Requirement:
Make an exact copy of all the records.

Data records:
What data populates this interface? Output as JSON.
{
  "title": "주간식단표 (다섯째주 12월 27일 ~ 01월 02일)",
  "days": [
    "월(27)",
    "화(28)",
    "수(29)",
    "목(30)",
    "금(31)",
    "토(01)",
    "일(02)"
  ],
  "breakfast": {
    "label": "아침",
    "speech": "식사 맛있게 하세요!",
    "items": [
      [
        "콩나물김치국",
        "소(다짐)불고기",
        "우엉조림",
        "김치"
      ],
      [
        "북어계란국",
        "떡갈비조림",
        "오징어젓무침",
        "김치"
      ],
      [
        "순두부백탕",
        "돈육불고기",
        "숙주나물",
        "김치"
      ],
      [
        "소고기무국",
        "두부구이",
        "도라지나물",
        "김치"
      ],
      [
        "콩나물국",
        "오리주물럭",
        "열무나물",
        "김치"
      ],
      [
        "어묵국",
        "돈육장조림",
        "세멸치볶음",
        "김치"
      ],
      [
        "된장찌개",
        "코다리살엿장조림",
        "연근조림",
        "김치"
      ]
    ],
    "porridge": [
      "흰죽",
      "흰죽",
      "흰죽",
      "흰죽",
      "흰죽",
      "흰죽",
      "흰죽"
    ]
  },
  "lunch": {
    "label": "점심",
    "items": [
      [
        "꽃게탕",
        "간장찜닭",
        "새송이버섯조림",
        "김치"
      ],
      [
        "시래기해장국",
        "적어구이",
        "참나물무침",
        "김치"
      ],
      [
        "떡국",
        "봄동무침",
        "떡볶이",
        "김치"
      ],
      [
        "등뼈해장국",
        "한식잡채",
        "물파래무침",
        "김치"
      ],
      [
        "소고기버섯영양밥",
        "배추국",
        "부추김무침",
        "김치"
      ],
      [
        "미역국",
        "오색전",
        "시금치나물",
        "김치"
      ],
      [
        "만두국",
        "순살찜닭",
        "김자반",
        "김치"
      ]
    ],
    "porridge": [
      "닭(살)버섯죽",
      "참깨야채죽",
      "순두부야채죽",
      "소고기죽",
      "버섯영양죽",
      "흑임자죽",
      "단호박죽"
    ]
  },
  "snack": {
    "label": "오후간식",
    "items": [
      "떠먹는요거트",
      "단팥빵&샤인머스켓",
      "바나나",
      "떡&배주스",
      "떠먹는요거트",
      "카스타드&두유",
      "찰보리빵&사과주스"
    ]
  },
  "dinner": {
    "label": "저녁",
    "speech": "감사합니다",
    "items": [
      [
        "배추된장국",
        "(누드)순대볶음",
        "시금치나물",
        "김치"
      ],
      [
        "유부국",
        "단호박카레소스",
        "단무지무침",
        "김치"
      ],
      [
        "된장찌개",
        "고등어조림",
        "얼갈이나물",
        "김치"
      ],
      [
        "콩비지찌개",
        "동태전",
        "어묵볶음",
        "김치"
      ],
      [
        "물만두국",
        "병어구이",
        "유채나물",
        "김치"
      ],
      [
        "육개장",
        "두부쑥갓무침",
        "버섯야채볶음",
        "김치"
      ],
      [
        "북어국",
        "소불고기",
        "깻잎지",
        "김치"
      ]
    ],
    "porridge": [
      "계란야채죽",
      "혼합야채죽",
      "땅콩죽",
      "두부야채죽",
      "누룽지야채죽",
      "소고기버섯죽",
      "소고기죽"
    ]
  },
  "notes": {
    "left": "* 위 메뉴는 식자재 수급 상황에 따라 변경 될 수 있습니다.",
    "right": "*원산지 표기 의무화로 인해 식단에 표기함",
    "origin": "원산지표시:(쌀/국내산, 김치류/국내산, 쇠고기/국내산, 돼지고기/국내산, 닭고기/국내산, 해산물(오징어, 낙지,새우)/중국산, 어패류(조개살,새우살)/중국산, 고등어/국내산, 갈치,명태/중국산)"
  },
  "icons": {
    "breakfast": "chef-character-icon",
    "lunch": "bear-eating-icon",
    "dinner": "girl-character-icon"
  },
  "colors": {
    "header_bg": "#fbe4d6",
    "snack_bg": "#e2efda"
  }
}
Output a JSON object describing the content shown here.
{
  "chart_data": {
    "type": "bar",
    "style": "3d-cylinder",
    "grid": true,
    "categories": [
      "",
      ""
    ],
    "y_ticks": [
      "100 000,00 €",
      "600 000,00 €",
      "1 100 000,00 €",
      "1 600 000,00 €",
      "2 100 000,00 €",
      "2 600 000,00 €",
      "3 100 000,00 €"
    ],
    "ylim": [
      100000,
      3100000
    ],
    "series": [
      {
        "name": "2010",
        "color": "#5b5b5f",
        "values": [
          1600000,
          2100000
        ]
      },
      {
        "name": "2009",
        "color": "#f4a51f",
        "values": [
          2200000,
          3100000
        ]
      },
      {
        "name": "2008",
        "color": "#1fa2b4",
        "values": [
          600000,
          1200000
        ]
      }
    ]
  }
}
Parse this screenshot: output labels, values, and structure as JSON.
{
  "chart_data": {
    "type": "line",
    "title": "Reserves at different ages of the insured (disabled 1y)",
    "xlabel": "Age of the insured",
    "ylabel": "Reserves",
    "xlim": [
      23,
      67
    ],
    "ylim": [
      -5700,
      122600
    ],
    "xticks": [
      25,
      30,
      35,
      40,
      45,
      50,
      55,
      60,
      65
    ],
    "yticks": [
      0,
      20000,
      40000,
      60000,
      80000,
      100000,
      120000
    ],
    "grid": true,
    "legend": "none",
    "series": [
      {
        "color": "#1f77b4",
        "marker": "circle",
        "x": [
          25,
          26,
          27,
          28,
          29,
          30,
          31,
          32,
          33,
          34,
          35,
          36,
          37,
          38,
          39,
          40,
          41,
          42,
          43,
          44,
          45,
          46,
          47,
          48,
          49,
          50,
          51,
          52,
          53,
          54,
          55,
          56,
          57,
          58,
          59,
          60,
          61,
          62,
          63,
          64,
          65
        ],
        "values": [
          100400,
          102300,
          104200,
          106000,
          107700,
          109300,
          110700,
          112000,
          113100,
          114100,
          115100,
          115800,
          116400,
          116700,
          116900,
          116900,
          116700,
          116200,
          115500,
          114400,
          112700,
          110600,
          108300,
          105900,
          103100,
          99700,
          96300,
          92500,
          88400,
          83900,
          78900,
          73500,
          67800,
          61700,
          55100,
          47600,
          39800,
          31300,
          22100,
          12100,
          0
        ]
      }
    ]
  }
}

The reply:
What data populates this interface? Output as JSON.
{
  "title": "주간식단표 (다섯째주 12월 27일 ~ 01월 02일)",
  "days": [
    "월(27)",
    "화(28)",
    "수(29)",
    "목(30)",
    "금(31)",
    "토(01)",
    "일(02)"
  ],
  "breakfast": {
    "label": "아침",
    "speech": "식사 맛있게 하세요!",
    "items": [
      [
        "콩나물김치국",
        "소(다짐)불고기",
        "우엉조림",
        "김치"
      ],
      [
        "북어계란국",
        "떡갈비조림",
        "오징어젓무침",
        "김치"
      ],
      [
        "순두부백탕",
        "돈육불고기",
        "숙주나물",
        "김치"
      ],
      [
        "소고기무국",
        "두부구이",
        "도라지나물",
        "김치"
      ],
      [
        "콩나물국",
        "오리주물럭",
        "열무나물",
        "김치"
      ],
      [
        "어묵국",
        "돈육장조림",
        "세멸치볶음",
        "김치"
      ],
      [
        "된장찌개",
        "코다리살엿장조림",
        "연근조림",
        "김치"
      ]
    ],
    "porridge": [
      "흰죽",
      "흰죽",
      "흰죽",
      "흰죽",
      "흰죽",
      "흰죽",
      "흰죽"
    ]
  },
  "lunch": {
    "label": "점심",
    "items": [
      [
        "꽃게탕",
        "간장찜닭",
        "새송이버섯조림",
        "김치"
      ],
      [
        "시래기해장국",
        "적어구이",
        "참나물무침",
        "김치"
      ],
      [
        "떡국",
        "봄동무침",
        "떡볶이",
        "김치"
      ],
      [
        "등뼈해장국",
        "한식잡채",
        "물파래무침",
        "김치"
      ],
      [
        "소고기버섯영양밥",
        "배추국",
        "부추김무침",
        "김치"
      ],
      [
        "미역국",
        "오색전",
        "시금치나물",
        "김치"
      ],
      [
        "만두국",
        "순살찜닭",
        "김자반",
        "김치"
      ]
    ],
    "porridge": [
      "닭(살)버섯죽",
      "참깨야채죽",
      "순두부야채죽",
      "소고기죽",
      "버섯영양죽",
      "흑임자죽",
      "단호박죽"
    ]
  },
  "snack": {
    "label": "오후간식",
    "items": [
      "떠먹는요거트",
      "단팥빵&샤인머스켓",
      "바나나",
      "떡&배주스",
      "떠먹는요거트",
      "카스타드&두유",
      "찰보리빵&사과주스"
    ]
  },
  "dinner": {
    "label": "저녁",
    "speech": "감사합니다",
    "items": [
      [
        "배추된장국",
        "(누드)순대볶음",
        "시금치나물",
        "김치"
      ],
      [
        "유부국",
        "단호박카레소스",
        "단무지무침",
        "김치"
      ],
      [
        "된장찌개",
        "고등어조림",
        "얼갈이나물",
        "김치"
      ],
      [
        "콩비지찌개",
        "동태전",
        "어묵볶음",
        "김치"
      ],
      [
        "물만두국",
        "병어구이",
        "유채나물",
        "김치"
      ],
      [
        "육개장",
        "두부쑥갓무침",
        "버섯야채볶음",
        "김치"
      ],
      [
        "북어국",
        "소불고기",
        "깻잎지",
        "김치"
      ]
    ],
    "porridge": [
      "계란야채죽",
      "혼합야채죽",
      "땅콩죽",
      "두부야채죽",
      "누룽지야채죽",
      "소고기버섯죽",
      "소고기죽"
    ]
  },
  "notes": {
    "left": "* 위 메뉴는 식자재 수급 상황에 따라 변경 될 수 있습니다.",
    "right": "*원산지 표기 의무화로 인해 식단에 표기함",
    "origin": "원산지표시:(쌀/국내산, 김치류/국내산, 쇠고기/국내산, 돼지고기/국내산, 닭고기/국내산, 해산물(오징어, 낙지,새우)/중국산, 어패류(조개살,새우살)/중국산, 고등어/국내산, 갈치,명태/중국산)"
  },
  "icons": {
    "breakfast": "chef-character-icon",
    "lunch": "bear-eating-icon",
    "dinner": "girl-character-icon"
  },
  "colors": {
    "header_bg": "#fbe4d6",
    "snack_bg": "#e2efda"
  }
}
Output a JSON object describing the content shown here.
{
  "chart_data": {
    "type": "bar",
    "style": "3d-cylinder",
    "grid": true,
    "categories": [
      "",
      ""
    ],
    "y_ticks": [
      "100 000,00 €",
      "600 000,00 €",
      "1 100 000,00 €",
      "1 600 000,00 €",
      "2 100 000,00 €",
      "2 600 000,00 €",
      "3 100 000,00 €"
    ],
    "ylim": [
      100000,
      3100000
    ],
    "series": [
      {
        "name": "2010",
        "color": "#5b5b5f",
        "values": [
          1600000,
          2100000
        ]
      },
      {
        "name": "2009",
        "color": "#f4a51f",
        "values": [
          2200000,
          3100000
        ]
      },
      {
        "name": "2008",
        "color": "#1fa2b4",
        "values": [
          600000,
          1200000
        ]
      }
    ]
  }
}
Parse this screenshot: output labels, values, and structure as JSON.
{
  "chart_data": {
    "type": "line",
    "title": "Reserves at different ages of the insured (disabled 1y)",
    "xlabel": "Age of the insured",
    "ylabel": "Reserves",
    "xlim": [
      23,
      67
    ],
    "ylim": [
      -5700,
      122600
    ],
    "xticks": [
      25,
      30,
      35,
      40,
      45,
      50,
      55,
      60,
      65
    ],
    "yticks": [
      0,
      20000,
      40000,
      60000,
      80000,
      100000,
      120000
    ],
    "grid": true,
    "legend": "none",
    "series": [
      {
        "color": "#1f77b4",
        "marker": "circle",
        "x": [
          25,
          26,
          27,
          28,
          29,
          30,
          31,
          32,
          33,
          34,
          35,
          36,
          37,
          38,
          39,
          40,
          41,
          42,
          43,
          44,
          45,
          46,
          47,
          48,
          49,
          50,
          51,
          52,
          53,
          54,
          55,
          56,
          57,
          58,
          59,
          60,
          61,
          62,
          63,
          64,
          65
        ],
        "values": [
          100400,
          102300,
          104200,
          106000,
          107700,
          109300,
          110700,
          112000,
          113100,
          114100,
          115100,
          115800,
          116400,
          116700,
          116900,
          116900,
          116700,
          116200,
          115500,
          114400,
          112700,
          110600,
          108300,
          105900,
          103100,
          99700,
          96300,
          92500,
          88400,
          83900,
          78900,
          73500,
          67800,
          61700,
          55100,
          47600,
          39800,
          31300,
          22100,
          12100,
          0
        ]
      }
    ]
  }
}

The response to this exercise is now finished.